### WORK TO COMPLETE
Reply with nothing except the number of lines that contain the word "certain".

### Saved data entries

================

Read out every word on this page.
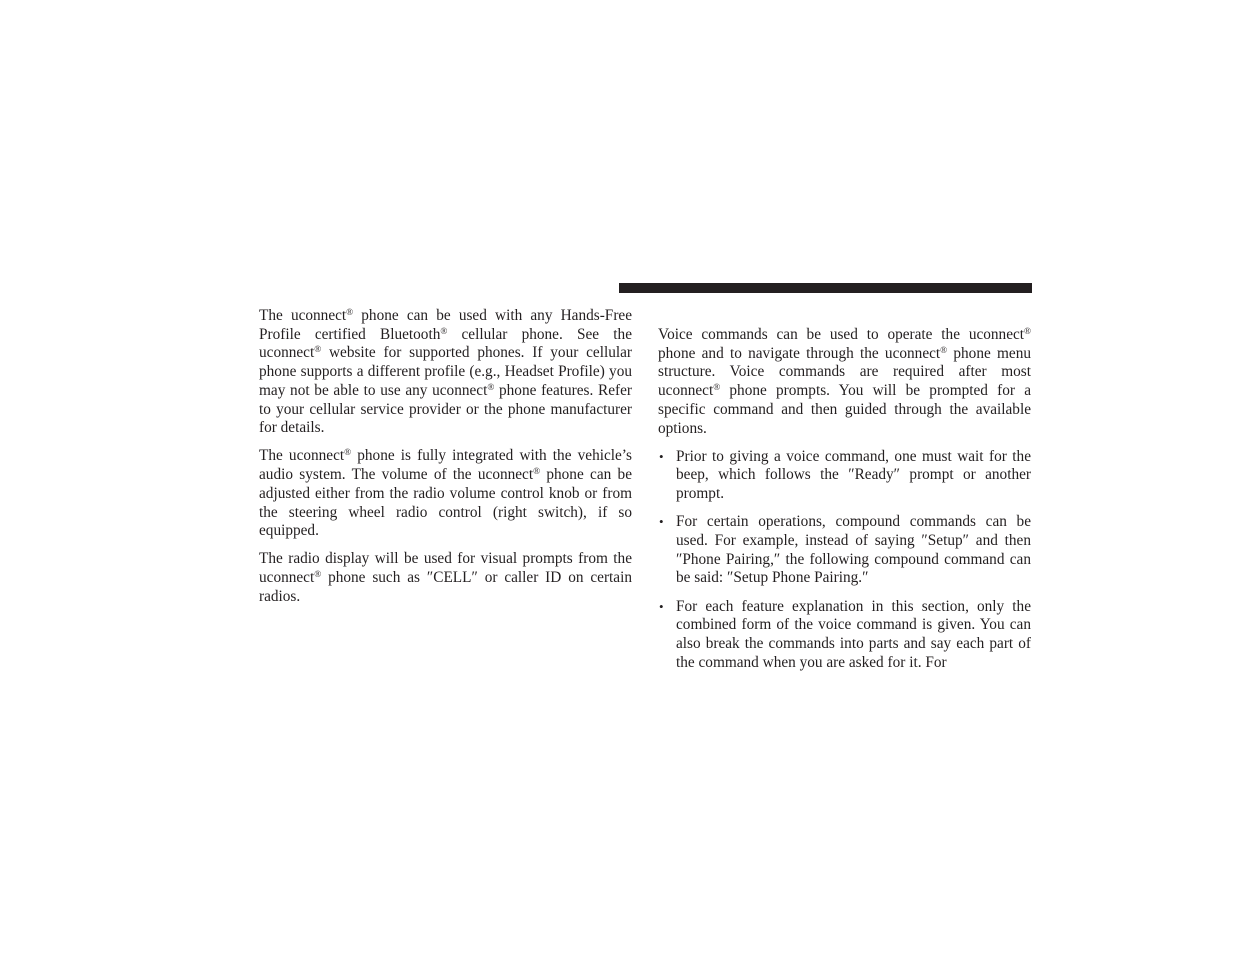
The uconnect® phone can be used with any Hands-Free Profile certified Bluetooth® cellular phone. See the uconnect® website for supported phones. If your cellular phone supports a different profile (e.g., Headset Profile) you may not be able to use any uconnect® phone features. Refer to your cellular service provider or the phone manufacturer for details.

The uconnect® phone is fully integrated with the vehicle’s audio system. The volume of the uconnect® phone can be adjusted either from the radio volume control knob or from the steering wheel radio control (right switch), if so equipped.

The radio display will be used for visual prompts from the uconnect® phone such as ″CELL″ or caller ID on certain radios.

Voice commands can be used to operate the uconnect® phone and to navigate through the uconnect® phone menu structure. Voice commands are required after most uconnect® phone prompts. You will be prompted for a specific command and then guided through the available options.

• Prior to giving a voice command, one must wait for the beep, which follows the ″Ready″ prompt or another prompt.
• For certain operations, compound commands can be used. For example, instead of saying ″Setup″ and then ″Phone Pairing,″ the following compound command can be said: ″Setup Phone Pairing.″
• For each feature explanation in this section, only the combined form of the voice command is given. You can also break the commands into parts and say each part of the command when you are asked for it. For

================

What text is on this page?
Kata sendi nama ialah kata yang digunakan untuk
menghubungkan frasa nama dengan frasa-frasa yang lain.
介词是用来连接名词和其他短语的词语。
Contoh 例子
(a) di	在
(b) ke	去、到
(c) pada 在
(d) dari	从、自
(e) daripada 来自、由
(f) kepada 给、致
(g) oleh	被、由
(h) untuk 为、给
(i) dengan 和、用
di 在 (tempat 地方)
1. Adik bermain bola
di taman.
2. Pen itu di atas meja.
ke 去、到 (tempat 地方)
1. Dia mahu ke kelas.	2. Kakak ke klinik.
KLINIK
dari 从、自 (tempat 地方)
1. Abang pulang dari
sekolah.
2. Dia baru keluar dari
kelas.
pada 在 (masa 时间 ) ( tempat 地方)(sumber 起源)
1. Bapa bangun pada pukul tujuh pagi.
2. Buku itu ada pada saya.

================

### SOLUTION BELOW
2